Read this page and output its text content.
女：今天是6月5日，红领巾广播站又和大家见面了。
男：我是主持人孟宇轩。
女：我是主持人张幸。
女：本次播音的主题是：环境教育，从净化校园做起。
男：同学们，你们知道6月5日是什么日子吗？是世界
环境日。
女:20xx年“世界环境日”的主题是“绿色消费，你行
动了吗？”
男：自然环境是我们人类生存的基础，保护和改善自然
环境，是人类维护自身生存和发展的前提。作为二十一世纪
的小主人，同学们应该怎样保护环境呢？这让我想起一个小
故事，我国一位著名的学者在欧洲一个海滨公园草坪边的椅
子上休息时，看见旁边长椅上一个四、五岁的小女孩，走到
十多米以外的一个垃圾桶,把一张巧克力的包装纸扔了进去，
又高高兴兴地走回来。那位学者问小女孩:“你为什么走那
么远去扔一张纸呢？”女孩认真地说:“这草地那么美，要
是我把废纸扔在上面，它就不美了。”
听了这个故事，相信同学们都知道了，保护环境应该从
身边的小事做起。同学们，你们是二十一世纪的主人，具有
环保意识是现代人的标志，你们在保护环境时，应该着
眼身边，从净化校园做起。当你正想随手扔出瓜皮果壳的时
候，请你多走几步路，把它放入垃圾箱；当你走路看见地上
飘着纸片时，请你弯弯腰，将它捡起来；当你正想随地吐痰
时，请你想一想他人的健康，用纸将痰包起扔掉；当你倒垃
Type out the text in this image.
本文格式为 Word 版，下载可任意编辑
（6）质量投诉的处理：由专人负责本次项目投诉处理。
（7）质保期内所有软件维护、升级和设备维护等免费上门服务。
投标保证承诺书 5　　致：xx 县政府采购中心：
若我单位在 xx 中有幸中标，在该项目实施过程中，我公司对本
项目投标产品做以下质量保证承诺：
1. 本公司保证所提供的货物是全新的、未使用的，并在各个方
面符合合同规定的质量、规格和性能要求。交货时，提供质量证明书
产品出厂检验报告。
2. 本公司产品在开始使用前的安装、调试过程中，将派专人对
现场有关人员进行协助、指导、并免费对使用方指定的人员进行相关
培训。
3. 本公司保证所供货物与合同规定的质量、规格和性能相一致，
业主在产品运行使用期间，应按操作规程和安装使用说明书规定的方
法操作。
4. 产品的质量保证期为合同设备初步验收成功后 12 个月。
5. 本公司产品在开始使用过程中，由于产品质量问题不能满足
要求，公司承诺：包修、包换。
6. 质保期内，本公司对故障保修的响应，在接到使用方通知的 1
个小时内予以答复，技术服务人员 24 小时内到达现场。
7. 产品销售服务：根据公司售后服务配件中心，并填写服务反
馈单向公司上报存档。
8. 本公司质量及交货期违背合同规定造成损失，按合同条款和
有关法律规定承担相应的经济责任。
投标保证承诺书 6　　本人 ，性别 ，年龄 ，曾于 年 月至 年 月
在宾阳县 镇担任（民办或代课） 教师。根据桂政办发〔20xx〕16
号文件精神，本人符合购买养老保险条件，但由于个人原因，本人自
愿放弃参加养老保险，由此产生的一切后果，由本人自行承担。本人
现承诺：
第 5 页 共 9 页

Goal
Quote the material exactly, leaving nothing out.

Task answer
Read this page and output its text content.
女：今天是6月5日，红领巾广播站又和大家见面了。
男：我是主持人孟宇轩。
女：我是主持人张幸。
女：本次播音的主题是：环境教育，从净化校园做起。
男：同学们，你们知道6月5日是什么日子吗？是世界
环境日。
女:20xx年“世界环境日”的主题是“绿色消费，你行
动了吗？”
男：自然环境是我们人类生存的基础，保护和改善自然
环境，是人类维护自身生存和发展的前提。作为二十一世纪
的小主人，同学们应该怎样保护环境呢？这让我想起一个小
故事，我国一位著名的学者在欧洲一个海滨公园草坪边的椅
子上休息时，看见旁边长椅上一个四、五岁的小女孩，走到
十多米以外的一个垃圾桶,把一张巧克力的包装纸扔了进去，
又高高兴兴地走回来。那位学者问小女孩:“你为什么走那
么远去扔一张纸呢？”女孩认真地说:“这草地那么美，要
是我把废纸扔在上面，它就不美了。”
听了这个故事，相信同学们都知道了，保护环境应该从
身边的小事做起。同学们，你们是二十一世纪的主人，具有
环保意识是现代人的标志，你们在保护环境时，应该着
眼身边，从净化校园做起。当你正想随手扔出瓜皮果壳的时
候，请你多走几步路，把它放入垃圾箱；当你走路看见地上
飘着纸片时，请你弯弯腰，将它捡起来；当你正想随地吐痰
时，请你想一想他人的健康，用纸将痰包起扔掉；当你倒垃
Type out the text in this image.
本文格式为 Word 版，下载可任意编辑
（6）质量投诉的处理：由专人负责本次项目投诉处理。
（7）质保期内所有软件维护、升级和设备维护等免费上门服务。
投标保证承诺书 5　　致：xx 县政府采购中心：
若我单位在 xx 中有幸中标，在该项目实施过程中，我公司对本
项目投标产品做以下质量保证承诺：
1. 本公司保证所提供的货物是全新的、未使用的，并在各个方
面符合合同规定的质量、规格和性能要求。交货时，提供质量证明书
产品出厂检验报告。
2. 本公司产品在开始使用前的安装、调试过程中，将派专人对
现场有关人员进行协助、指导、并免费对使用方指定的人员进行相关
培训。
3. 本公司保证所供货物与合同规定的质量、规格和性能相一致，
业主在产品运行使用期间，应按操作规程和安装使用说明书规定的方
法操作。
4. 产品的质量保证期为合同设备初步验收成功后 12 个月。
5. 本公司产品在开始使用过程中，由于产品质量问题不能满足
要求，公司承诺：包修、包换。
6. 质保期内，本公司对故障保修的响应，在接到使用方通知的 1
个小时内予以答复，技术服务人员 24 小时内到达现场。
7. 产品销售服务：根据公司售后服务配件中心，并填写服务反
馈单向公司上报存档。
8. 本公司质量及交货期违背合同规定造成损失，按合同条款和
有关法律规定承担相应的经济责任。
投标保证承诺书 6　　本人 ，性别 ，年龄 ，曾于 年 月至 年 月
在宾阳县 镇担任（民办或代课） 教师。根据桂政办发〔20xx〕16
号文件精神，本人符合购买养老保险条件，但由于个人原因，本人自
愿放弃参加养老保险，由此产生的一切后果，由本人自行承担。本人
现承诺：
第 5 页 共 9 页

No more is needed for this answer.